Dataset items
══════════

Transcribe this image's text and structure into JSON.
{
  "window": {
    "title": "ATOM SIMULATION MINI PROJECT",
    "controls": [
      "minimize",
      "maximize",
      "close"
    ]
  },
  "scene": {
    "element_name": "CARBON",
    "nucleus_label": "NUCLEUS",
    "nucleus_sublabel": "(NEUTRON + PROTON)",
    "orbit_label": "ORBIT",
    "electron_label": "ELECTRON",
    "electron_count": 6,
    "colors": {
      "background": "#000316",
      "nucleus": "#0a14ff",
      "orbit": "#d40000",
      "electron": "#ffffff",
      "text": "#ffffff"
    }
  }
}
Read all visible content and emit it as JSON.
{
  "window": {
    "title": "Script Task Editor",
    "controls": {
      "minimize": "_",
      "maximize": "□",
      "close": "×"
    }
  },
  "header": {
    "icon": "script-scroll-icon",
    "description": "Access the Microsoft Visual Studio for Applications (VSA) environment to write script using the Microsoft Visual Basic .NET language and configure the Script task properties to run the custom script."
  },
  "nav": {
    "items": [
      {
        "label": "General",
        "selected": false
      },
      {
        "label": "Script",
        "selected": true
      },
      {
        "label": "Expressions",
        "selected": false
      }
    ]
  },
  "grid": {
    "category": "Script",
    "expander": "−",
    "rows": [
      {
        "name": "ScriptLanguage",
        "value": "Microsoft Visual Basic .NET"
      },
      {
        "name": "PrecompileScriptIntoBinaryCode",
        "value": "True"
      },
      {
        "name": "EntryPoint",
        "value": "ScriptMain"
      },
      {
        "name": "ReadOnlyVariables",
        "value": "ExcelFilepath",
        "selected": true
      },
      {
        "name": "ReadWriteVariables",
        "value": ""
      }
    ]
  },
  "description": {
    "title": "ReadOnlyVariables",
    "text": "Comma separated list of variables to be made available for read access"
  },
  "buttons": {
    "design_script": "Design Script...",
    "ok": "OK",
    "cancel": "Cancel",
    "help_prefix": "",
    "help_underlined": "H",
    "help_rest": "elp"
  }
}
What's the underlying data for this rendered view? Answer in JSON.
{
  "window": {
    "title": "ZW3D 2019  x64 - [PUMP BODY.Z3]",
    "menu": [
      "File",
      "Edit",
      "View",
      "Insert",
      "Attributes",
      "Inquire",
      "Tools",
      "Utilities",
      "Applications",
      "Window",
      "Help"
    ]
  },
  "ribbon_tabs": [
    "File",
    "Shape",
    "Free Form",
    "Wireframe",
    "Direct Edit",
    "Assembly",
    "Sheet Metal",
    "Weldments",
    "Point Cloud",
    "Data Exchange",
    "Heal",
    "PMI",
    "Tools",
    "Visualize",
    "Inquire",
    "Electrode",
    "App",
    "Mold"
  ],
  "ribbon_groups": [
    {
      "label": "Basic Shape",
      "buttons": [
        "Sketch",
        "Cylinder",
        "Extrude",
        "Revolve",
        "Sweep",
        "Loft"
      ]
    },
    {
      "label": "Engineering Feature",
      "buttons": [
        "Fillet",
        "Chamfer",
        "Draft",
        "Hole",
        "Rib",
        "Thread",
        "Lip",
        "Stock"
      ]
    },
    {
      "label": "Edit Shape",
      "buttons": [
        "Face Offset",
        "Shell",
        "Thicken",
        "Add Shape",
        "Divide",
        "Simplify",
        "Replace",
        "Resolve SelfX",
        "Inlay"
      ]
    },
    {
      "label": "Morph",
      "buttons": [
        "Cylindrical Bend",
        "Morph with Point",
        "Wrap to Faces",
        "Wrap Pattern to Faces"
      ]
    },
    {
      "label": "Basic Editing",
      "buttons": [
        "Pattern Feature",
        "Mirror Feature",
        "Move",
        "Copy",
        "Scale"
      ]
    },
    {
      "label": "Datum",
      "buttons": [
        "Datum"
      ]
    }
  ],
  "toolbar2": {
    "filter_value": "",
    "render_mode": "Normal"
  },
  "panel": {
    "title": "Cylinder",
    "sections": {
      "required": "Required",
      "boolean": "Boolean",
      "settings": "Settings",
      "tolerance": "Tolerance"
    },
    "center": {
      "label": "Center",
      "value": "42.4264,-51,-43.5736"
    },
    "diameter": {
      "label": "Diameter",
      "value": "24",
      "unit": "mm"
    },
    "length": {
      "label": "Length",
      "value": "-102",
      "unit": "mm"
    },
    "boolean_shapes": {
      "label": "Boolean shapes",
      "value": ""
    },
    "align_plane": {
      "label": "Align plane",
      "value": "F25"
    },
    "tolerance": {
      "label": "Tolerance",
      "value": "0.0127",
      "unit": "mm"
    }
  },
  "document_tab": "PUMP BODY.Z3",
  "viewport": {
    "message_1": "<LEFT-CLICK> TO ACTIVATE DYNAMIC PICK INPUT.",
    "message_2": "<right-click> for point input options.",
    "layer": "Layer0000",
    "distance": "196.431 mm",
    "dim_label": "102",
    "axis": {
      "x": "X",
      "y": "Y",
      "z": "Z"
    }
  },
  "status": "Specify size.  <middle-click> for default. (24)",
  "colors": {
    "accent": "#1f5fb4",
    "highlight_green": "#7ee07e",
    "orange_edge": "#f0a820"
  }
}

══════════

Problem statement
Copy out every line of the data that includes "PUMP".

Result of this task
    "title": "ZW3D 2019  x64 - [PUMP BODY.Z3]",
  "document_tab": "PUMP BODY.Z3",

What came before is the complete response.